→ **GOAL**: Which lines hold the word "upper"? Copy each of them.

→ **EXTRACTED MATERIAL**:
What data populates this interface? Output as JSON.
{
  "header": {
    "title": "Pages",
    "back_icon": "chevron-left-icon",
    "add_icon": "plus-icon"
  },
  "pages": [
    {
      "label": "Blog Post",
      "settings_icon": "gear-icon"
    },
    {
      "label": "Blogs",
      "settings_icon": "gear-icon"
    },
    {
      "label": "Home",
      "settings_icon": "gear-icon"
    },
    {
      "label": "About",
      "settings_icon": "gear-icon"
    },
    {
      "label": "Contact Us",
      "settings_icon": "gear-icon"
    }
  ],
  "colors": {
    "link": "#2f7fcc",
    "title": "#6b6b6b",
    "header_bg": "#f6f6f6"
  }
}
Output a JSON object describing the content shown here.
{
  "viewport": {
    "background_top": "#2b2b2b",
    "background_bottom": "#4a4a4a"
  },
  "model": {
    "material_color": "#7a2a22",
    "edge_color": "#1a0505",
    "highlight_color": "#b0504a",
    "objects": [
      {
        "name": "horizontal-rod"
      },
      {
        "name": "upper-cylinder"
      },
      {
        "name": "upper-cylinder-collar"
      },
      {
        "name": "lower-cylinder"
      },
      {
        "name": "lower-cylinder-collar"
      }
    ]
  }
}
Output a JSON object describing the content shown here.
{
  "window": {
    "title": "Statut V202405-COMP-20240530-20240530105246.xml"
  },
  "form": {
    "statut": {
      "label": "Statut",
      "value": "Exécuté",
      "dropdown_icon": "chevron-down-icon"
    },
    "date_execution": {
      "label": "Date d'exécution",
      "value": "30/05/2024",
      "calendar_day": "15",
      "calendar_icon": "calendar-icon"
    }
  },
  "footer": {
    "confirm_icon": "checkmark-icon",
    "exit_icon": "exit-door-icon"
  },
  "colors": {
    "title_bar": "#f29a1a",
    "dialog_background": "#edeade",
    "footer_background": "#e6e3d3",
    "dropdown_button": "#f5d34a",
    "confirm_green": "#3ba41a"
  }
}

→ **COMPLETED EXERCISE**:
        "name": "upper-cylinder"
        "name": "upper-cylinder-collar"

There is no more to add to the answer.